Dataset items
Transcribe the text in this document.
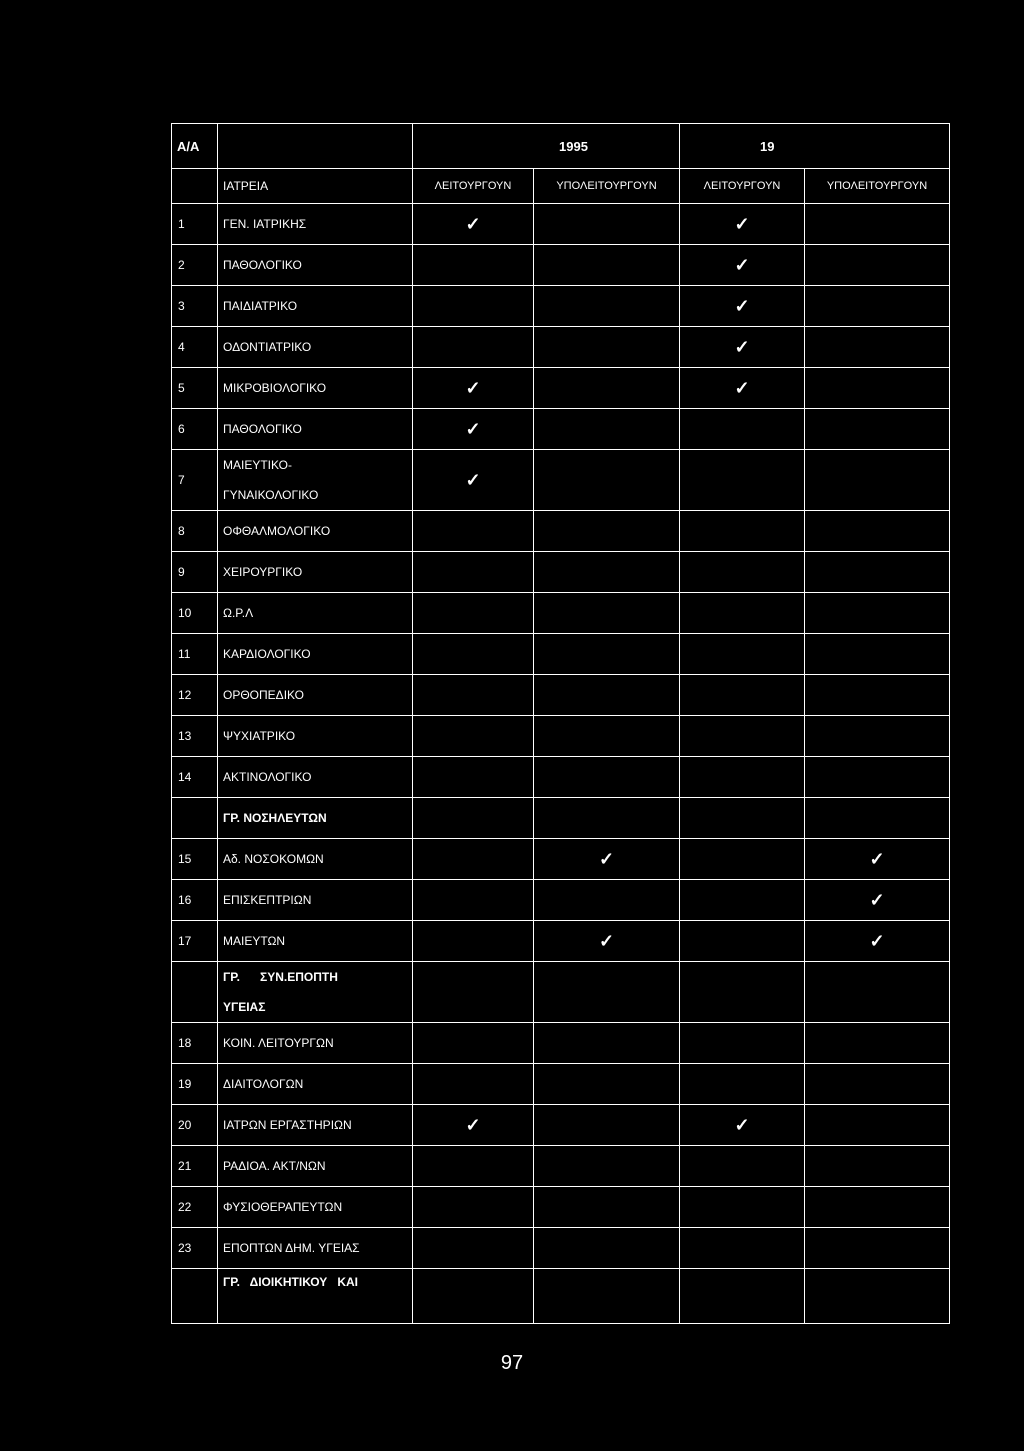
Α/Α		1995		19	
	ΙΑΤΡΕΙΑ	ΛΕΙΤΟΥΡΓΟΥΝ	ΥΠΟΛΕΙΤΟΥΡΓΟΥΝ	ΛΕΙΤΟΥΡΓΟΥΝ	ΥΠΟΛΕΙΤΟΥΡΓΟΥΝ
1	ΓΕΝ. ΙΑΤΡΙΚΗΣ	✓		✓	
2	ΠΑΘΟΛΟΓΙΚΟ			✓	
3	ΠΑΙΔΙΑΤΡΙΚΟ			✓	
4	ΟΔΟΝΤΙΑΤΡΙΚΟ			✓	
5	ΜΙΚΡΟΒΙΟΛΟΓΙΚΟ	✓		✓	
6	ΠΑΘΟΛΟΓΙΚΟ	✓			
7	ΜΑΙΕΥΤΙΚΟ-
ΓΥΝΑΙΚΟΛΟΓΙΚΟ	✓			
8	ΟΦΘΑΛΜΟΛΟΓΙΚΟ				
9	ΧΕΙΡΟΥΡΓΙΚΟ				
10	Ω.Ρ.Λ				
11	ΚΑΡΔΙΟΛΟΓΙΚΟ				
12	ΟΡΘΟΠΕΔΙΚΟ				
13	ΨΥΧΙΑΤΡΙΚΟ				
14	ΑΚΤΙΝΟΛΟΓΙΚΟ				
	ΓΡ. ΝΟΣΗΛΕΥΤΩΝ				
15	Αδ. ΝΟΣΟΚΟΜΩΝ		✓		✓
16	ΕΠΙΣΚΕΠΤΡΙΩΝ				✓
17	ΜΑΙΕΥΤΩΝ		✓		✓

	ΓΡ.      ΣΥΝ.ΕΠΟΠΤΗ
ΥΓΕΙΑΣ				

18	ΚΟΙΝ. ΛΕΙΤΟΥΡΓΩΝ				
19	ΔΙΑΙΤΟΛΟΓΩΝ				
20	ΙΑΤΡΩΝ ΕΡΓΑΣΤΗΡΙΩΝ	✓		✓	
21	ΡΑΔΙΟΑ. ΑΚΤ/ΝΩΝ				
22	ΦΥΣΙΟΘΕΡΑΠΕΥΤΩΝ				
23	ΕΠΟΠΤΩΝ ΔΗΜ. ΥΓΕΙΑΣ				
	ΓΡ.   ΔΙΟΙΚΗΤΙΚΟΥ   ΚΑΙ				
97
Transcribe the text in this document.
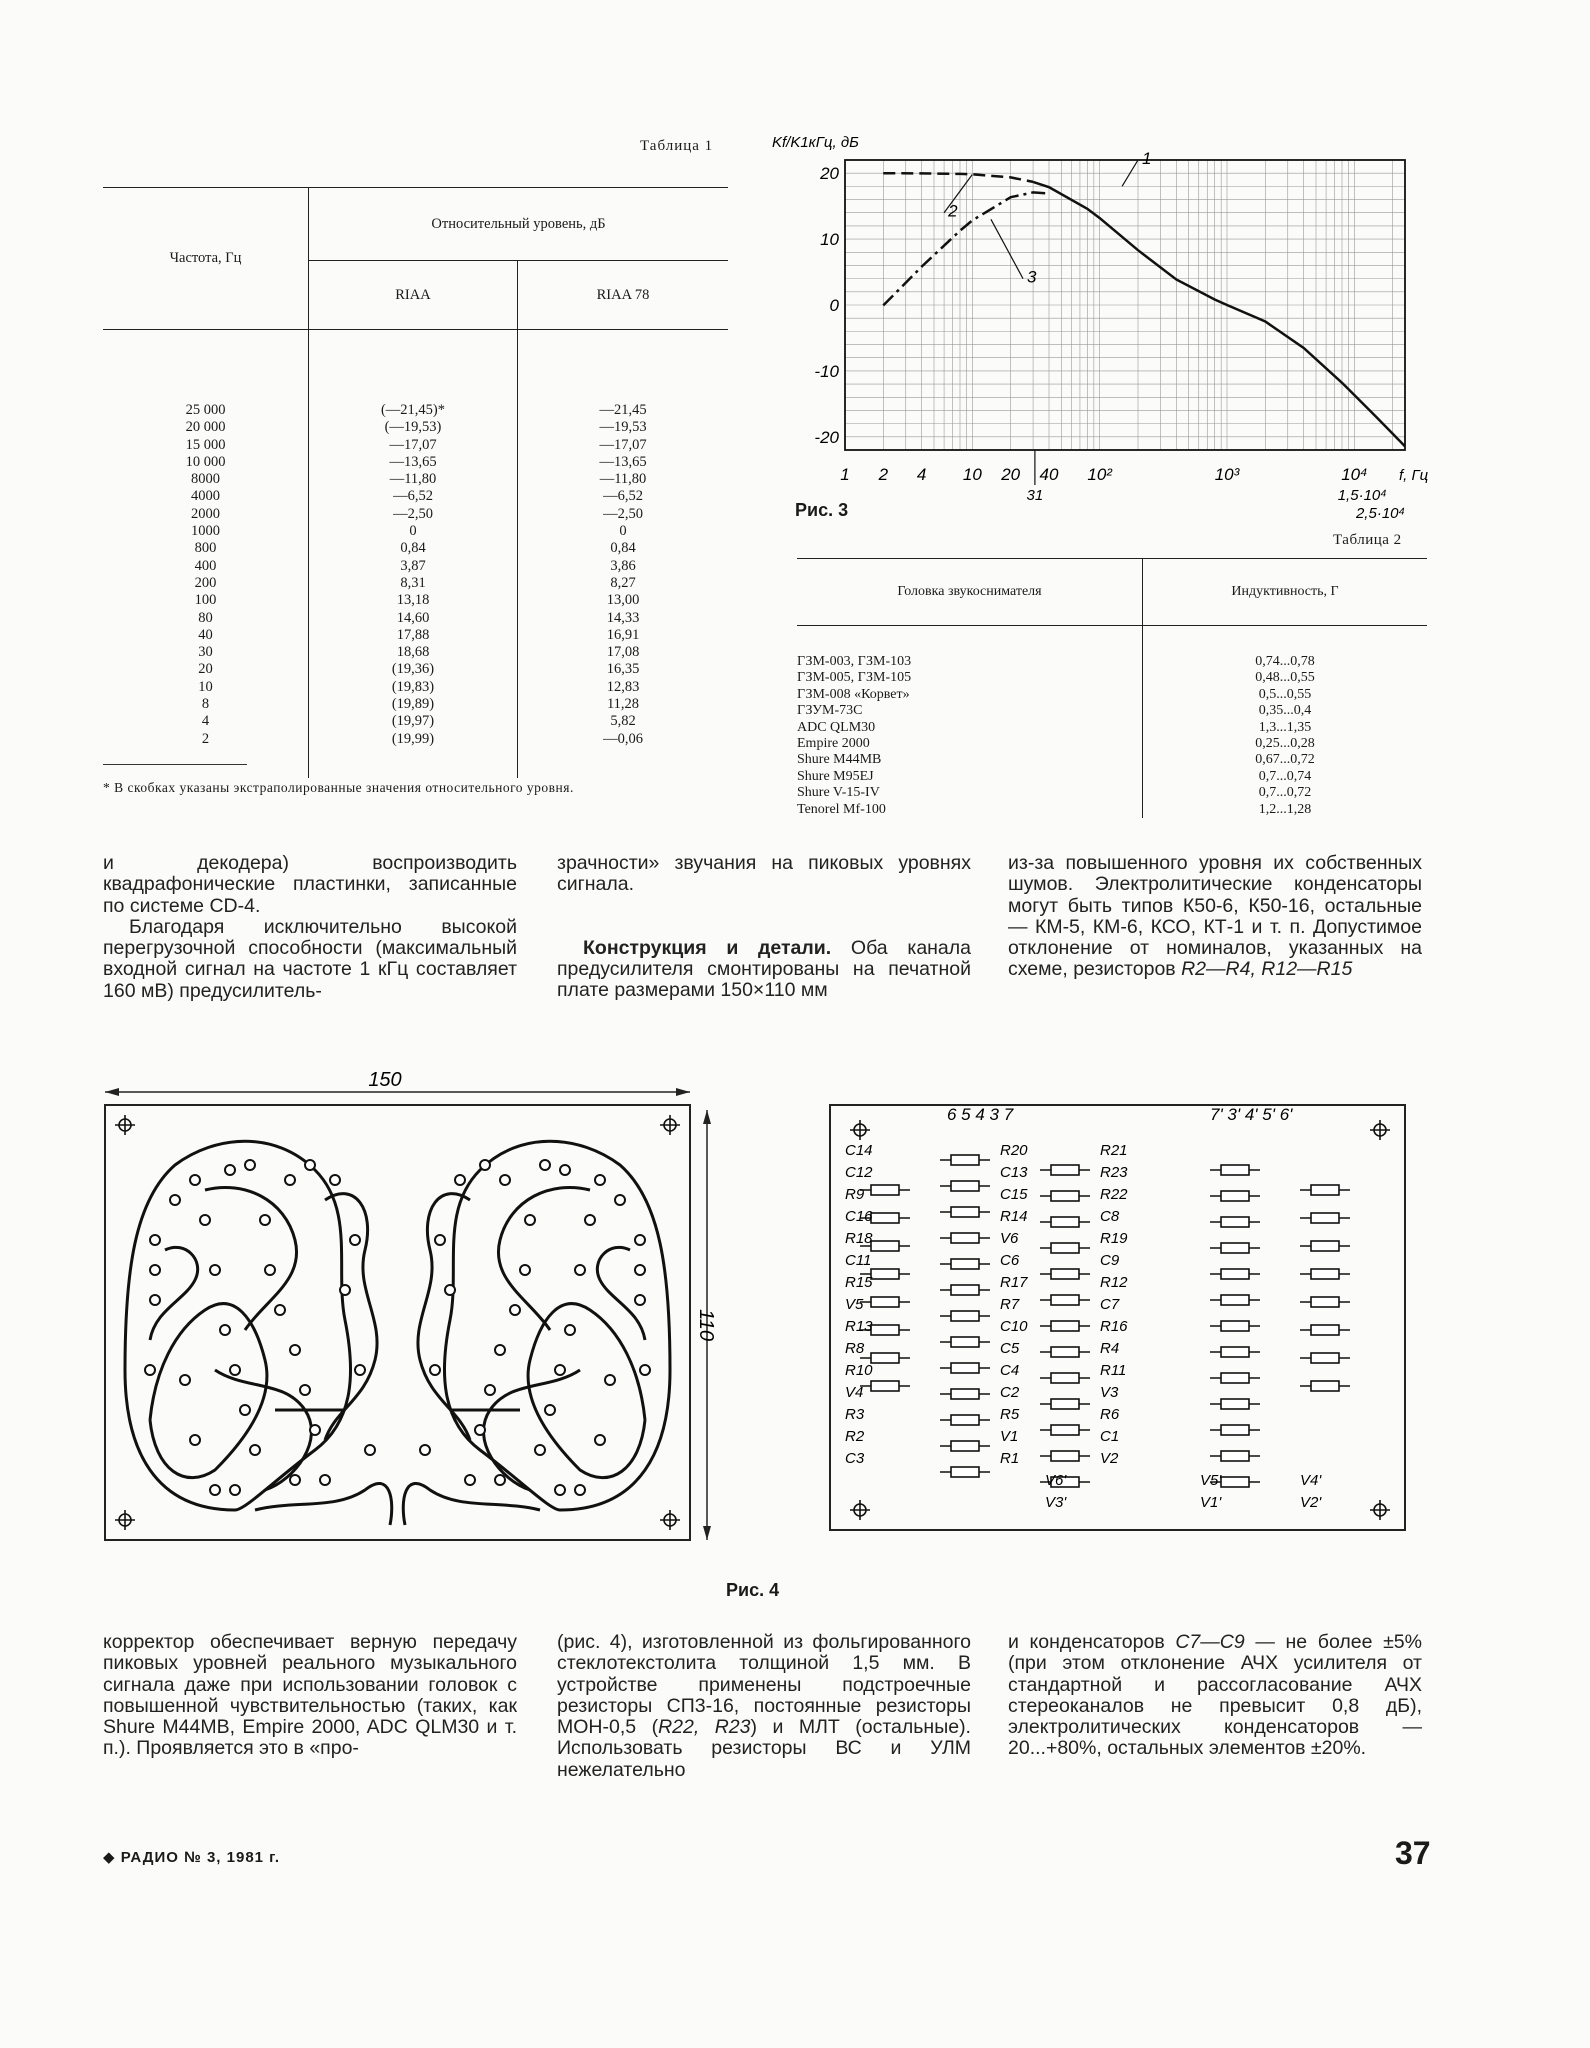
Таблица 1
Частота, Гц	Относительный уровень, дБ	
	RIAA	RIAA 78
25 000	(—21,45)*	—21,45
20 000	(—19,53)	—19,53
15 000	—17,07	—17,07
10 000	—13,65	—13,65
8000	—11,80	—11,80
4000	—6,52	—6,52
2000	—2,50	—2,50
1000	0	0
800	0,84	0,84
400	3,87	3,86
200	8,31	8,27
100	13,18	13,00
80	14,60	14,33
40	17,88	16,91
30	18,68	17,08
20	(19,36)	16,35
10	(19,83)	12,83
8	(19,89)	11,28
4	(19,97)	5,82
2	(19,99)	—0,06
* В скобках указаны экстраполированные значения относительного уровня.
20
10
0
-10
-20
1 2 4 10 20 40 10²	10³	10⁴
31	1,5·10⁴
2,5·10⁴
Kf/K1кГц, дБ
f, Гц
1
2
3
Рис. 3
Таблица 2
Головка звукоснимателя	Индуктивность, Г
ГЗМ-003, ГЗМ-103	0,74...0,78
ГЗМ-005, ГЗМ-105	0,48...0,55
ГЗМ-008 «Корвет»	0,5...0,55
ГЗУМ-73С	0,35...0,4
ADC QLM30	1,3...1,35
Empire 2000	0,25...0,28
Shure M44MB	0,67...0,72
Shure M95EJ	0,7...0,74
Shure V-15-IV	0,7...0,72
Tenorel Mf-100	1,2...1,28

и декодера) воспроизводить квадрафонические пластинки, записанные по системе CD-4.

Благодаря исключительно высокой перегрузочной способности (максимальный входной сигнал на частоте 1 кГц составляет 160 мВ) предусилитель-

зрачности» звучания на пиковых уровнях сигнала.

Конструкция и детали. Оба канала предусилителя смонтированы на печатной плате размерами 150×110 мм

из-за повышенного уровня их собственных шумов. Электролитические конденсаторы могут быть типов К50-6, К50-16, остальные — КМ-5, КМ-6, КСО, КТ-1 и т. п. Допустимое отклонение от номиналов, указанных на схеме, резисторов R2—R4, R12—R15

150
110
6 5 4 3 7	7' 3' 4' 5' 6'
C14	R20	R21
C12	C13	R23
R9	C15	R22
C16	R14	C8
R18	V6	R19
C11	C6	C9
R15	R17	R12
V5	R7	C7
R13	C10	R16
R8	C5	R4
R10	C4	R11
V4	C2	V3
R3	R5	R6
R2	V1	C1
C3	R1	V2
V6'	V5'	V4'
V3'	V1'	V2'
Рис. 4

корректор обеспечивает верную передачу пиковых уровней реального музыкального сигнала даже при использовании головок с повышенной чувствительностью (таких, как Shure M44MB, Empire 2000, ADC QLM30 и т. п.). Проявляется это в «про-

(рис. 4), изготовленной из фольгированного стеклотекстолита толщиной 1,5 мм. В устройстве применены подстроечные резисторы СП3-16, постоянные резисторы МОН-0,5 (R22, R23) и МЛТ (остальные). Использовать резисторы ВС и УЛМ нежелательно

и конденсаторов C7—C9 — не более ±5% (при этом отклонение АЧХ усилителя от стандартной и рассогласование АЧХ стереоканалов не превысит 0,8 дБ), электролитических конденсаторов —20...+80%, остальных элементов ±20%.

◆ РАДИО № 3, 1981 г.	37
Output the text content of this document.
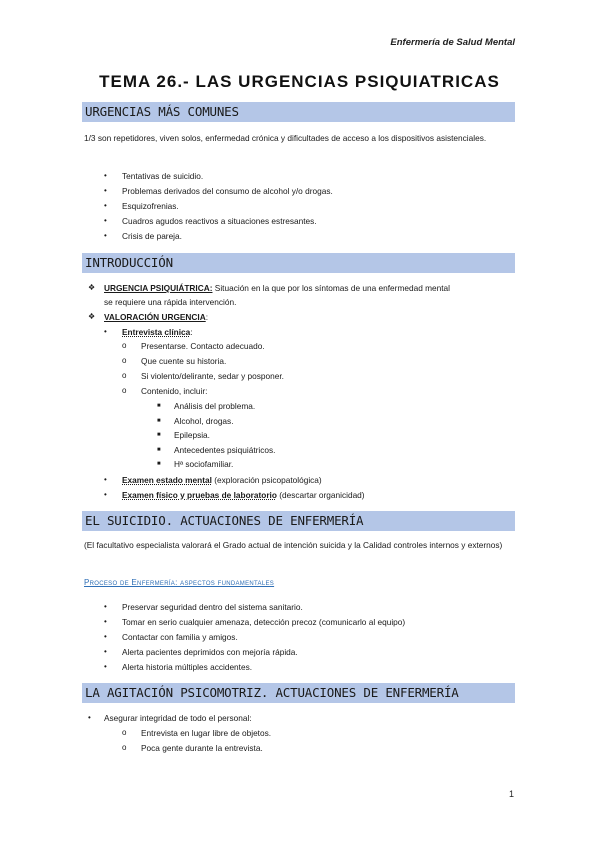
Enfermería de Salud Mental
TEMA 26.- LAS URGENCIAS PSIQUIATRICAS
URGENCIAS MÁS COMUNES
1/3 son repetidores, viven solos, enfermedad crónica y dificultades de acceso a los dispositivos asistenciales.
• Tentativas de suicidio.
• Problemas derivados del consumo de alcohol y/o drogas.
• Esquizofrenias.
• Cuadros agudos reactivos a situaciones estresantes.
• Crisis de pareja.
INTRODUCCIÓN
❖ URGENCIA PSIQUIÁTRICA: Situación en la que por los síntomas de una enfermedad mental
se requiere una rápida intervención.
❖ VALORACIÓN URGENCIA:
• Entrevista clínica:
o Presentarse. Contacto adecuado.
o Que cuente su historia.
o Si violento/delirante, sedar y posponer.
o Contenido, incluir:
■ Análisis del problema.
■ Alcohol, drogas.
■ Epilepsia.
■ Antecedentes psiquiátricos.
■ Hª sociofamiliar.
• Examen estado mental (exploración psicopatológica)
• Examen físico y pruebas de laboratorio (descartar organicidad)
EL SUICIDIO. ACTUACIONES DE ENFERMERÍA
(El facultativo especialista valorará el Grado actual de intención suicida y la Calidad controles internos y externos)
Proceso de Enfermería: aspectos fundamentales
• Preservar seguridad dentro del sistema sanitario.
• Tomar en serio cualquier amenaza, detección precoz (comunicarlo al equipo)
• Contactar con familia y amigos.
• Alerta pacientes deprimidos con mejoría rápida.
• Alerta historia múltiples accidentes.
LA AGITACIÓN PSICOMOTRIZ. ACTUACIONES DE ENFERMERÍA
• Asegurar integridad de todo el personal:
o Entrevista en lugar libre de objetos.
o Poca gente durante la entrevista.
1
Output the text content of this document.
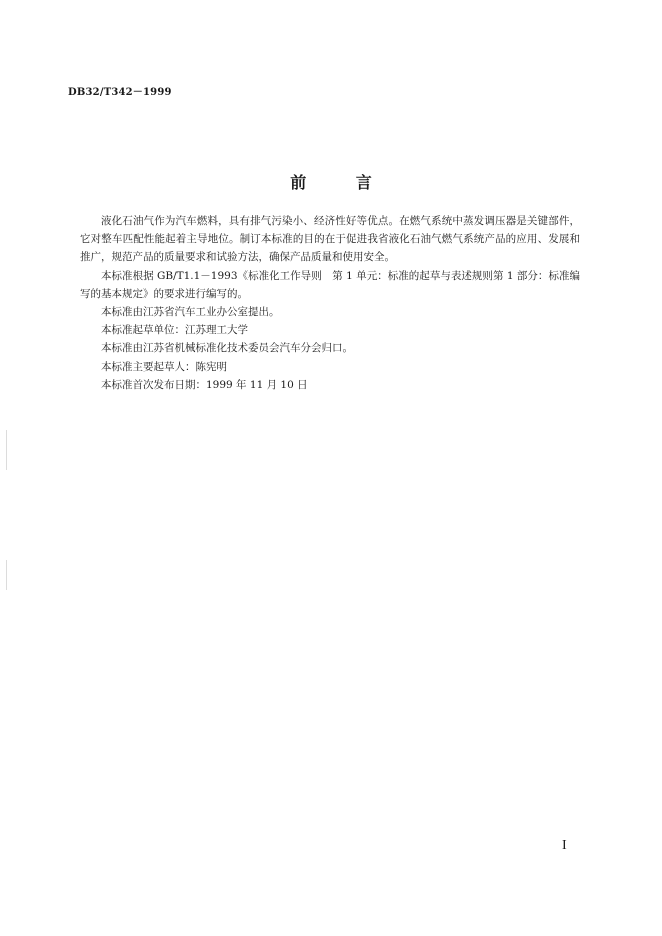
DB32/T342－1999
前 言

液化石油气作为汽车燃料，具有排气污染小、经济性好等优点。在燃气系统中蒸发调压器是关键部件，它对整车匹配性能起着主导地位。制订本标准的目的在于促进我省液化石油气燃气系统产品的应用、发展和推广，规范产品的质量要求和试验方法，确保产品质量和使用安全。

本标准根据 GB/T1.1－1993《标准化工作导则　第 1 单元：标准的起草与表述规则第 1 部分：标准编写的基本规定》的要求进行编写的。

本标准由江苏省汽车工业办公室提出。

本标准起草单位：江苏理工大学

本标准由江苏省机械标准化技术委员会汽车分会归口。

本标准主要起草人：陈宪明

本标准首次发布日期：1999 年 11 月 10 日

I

> _What is needed_
Lines containing the word "сигнала" must all be returned from the material above.

> _The response_
зрачности» звучания на пиковых уровнях сигнала.
корректор обеспечивает верную передачу пиковых уровней реального музыкального сигнала даже при использовании головок с повышенной чувствительностью (таких, как Shure M44MB, Empire 2000, ADC QLM30 и т. п.). Проявляется это в «про-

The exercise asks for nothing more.